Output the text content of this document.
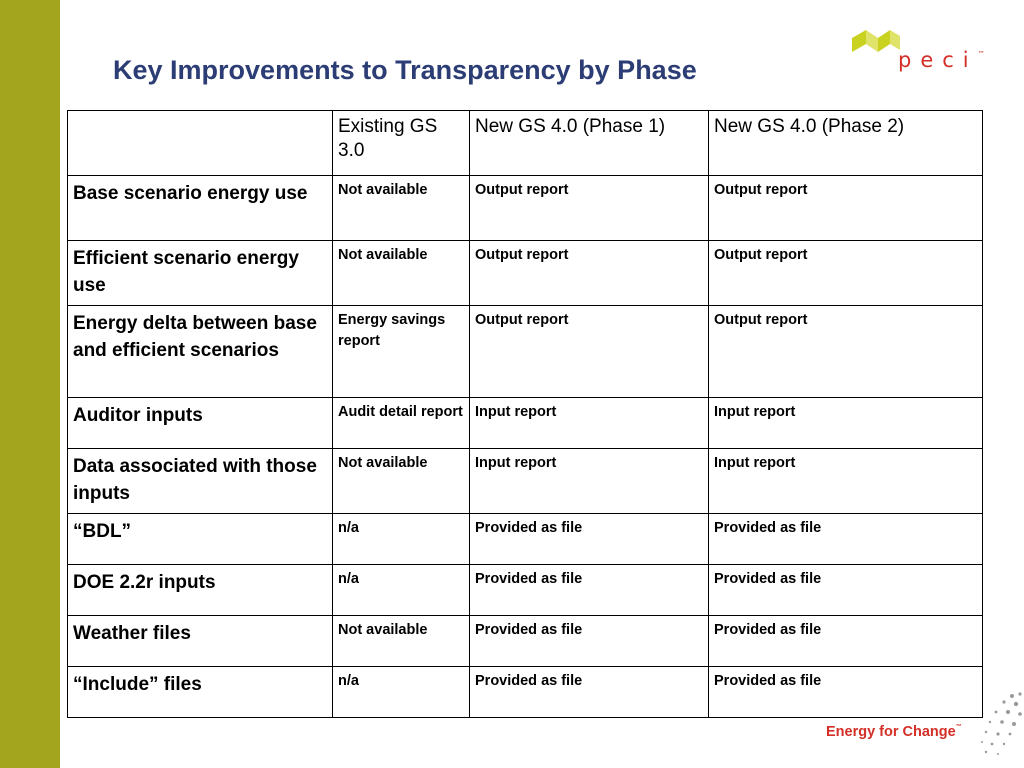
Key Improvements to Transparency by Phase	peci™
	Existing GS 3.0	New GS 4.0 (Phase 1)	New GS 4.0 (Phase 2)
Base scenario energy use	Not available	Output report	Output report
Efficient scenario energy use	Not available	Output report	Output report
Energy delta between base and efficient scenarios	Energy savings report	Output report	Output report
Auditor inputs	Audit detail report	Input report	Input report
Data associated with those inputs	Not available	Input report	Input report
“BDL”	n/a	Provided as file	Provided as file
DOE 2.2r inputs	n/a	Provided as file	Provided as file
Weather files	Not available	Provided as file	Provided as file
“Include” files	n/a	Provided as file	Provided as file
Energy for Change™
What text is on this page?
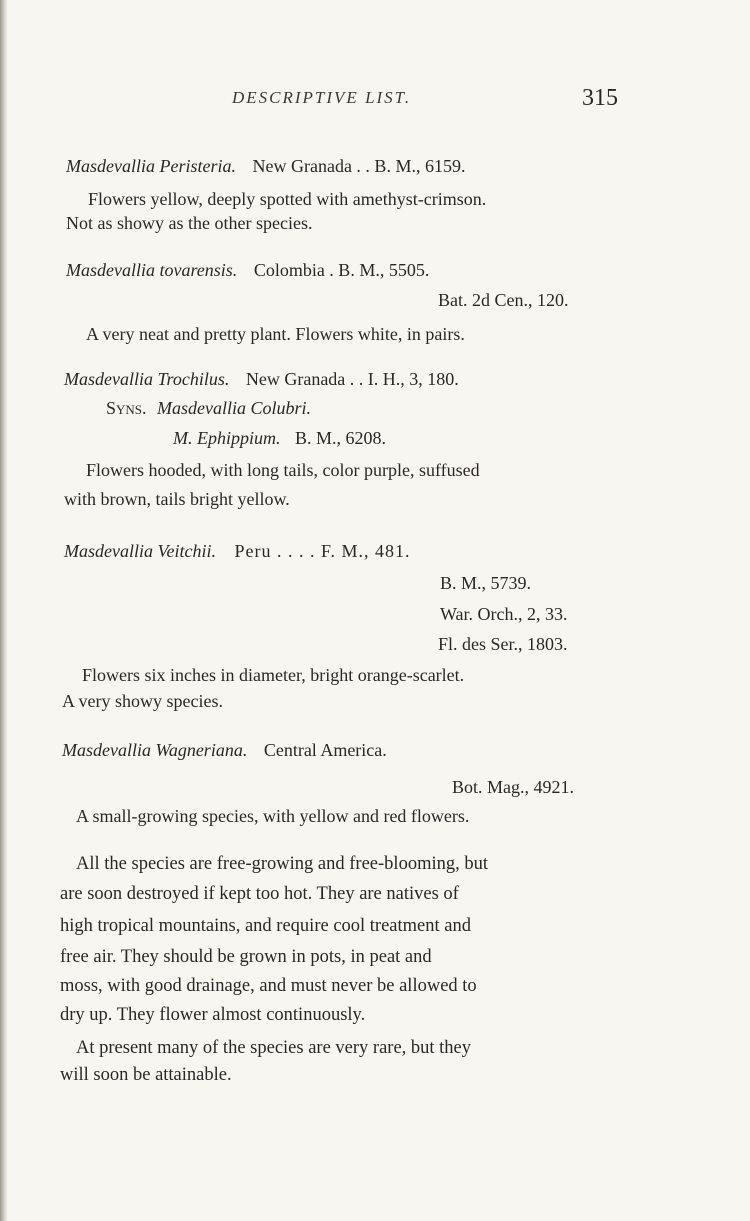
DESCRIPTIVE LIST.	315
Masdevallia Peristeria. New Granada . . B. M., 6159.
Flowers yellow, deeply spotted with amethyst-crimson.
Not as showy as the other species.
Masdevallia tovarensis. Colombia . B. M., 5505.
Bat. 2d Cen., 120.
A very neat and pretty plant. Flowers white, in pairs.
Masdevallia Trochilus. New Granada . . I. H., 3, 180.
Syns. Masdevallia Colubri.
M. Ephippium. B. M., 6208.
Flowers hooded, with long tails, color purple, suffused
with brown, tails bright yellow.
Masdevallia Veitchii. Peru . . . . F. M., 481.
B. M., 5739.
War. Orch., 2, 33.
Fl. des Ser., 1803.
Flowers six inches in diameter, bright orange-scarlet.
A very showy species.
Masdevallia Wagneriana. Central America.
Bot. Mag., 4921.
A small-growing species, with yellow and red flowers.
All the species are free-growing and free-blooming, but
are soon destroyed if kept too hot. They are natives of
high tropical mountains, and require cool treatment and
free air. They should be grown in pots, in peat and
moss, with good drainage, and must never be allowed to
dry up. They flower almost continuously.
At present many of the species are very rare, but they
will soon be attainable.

▬▬▬

> [Set problem]: Copy out each record shown above without alteration, skipping any picture.

> [Result below]:
Output the text content of this document.
Key Improvements to Transparency by Phase	peci™
	Existing GS 3.0	New GS 4.0 (Phase 1)	New GS 4.0 (Phase 2)
Base scenario energy use	Not available	Output report	Output report
Efficient scenario energy use	Not available	Output report	Output report
Energy delta between base and efficient scenarios	Energy savings report	Output report	Output report
Auditor inputs	Audit detail report	Input report	Input report
Data associated with those inputs	Not available	Input report	Input report
“BDL”	n/a	Provided as file	Provided as file
DOE 2.2r inputs	n/a	Provided as file	Provided as file
Weather files	Not available	Provided as file	Provided as file
“Include” files	n/a	Provided as file	Provided as file
Energy for Change™
What text is on this page?
DESCRIPTIVE LIST.	315
Masdevallia Peristeria. New Granada . . B. M., 6159.
Flowers yellow, deeply spotted with amethyst-crimson.
Not as showy as the other species.
Masdevallia tovarensis. Colombia . B. M., 5505.
Bat. 2d Cen., 120.
A very neat and pretty plant. Flowers white, in pairs.
Masdevallia Trochilus. New Granada . . I. H., 3, 180.
Syns. Masdevallia Colubri.
M. Ephippium. B. M., 6208.
Flowers hooded, with long tails, color purple, suffused
with brown, tails bright yellow.
Masdevallia Veitchii. Peru . . . . F. M., 481.
B. M., 5739.
War. Orch., 2, 33.
Fl. des Ser., 1803.
Flowers six inches in diameter, bright orange-scarlet.
A very showy species.
Masdevallia Wagneriana. Central America.
Bot. Mag., 4921.
A small-growing species, with yellow and red flowers.
All the species are free-growing and free-blooming, but
are soon destroyed if kept too hot. They are natives of
high tropical mountains, and require cool treatment and
free air. They should be grown in pots, in peat and
moss, with good drainage, and must never be allowed to
dry up. They flower almost continuously.
At present many of the species are very rare, but they
will soon be attainable.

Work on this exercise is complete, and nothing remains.